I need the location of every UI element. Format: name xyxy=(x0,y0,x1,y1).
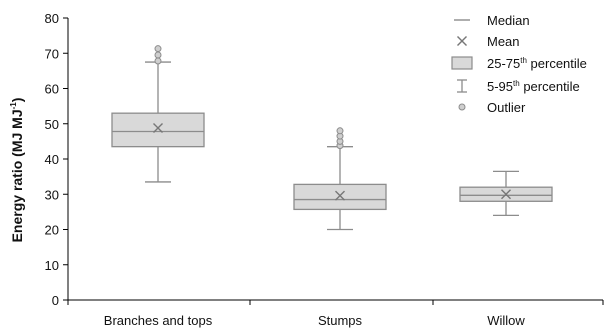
x-category-label: Branches and tops xyxy=(104,313,213,328)
legend-label: Median xyxy=(487,13,530,28)
box-group xyxy=(459,170,553,217)
y-tick-label: 80 xyxy=(45,11,59,26)
x-category-label: Stumps xyxy=(318,313,363,328)
outlier-point xyxy=(154,51,162,59)
y-axis: 0 10 20 30 40 50 60 70 80 xyxy=(45,11,69,308)
x-category-label: Willow xyxy=(487,313,525,328)
legend-mean-symbol xyxy=(457,36,467,46)
legend-item-outlier: Outlier xyxy=(458,100,526,115)
y-tick-label: 60 xyxy=(45,82,59,97)
y-tick-label: 10 xyxy=(45,258,59,273)
outlier-point xyxy=(154,57,162,65)
legend-item-median: Median xyxy=(454,13,530,28)
legend-item-mean: Mean xyxy=(457,34,520,49)
legend-label: 5-95th percentile xyxy=(487,79,580,94)
legend-outlier-symbol xyxy=(458,103,466,111)
plot-area xyxy=(111,45,553,231)
y-axis-title: Energy ratio (MJ MJ-1) xyxy=(9,98,25,243)
mean-marker xyxy=(335,190,345,201)
box-group xyxy=(111,45,205,183)
outlier-point xyxy=(336,127,344,135)
y-tick-label: 70 xyxy=(45,46,59,61)
legend: Median Mean 25-75th percentile 5-95th perce… xyxy=(451,13,587,115)
iqr-box xyxy=(111,112,205,148)
legend-box-symbol xyxy=(451,56,473,70)
mean-marker xyxy=(153,122,163,133)
legend-label: Mean xyxy=(487,34,520,49)
legend-item-whisker: 5-95th percentile xyxy=(457,79,580,94)
y-tick-label: 0 xyxy=(52,293,59,308)
y-tick-label: 40 xyxy=(45,152,59,167)
box-group xyxy=(293,127,387,231)
legend-item-box: 25-75th percentile xyxy=(451,56,587,71)
legend-label: 25-75th percentile xyxy=(487,56,587,71)
legend-label: Outlier xyxy=(487,100,526,115)
iqr-box xyxy=(293,183,387,211)
y-tick-label: 30 xyxy=(45,187,59,202)
mean-marker xyxy=(501,189,511,200)
y-tick-label: 50 xyxy=(45,117,59,132)
x-axis: Branches and tops Stumps Willow xyxy=(67,299,604,328)
y-tick-label: 20 xyxy=(45,223,59,238)
outlier-point xyxy=(154,45,162,53)
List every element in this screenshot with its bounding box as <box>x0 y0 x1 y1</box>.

━━━

The exercise - Copy out every line in the records above that contains the string "symbol".

Exercise response -
legend-mean-symbol xyxy=(457,36,467,46)
legend-outlier-symbol xyxy=(458,103,466,111)
legend-box-symbol xyxy=(451,56,473,70)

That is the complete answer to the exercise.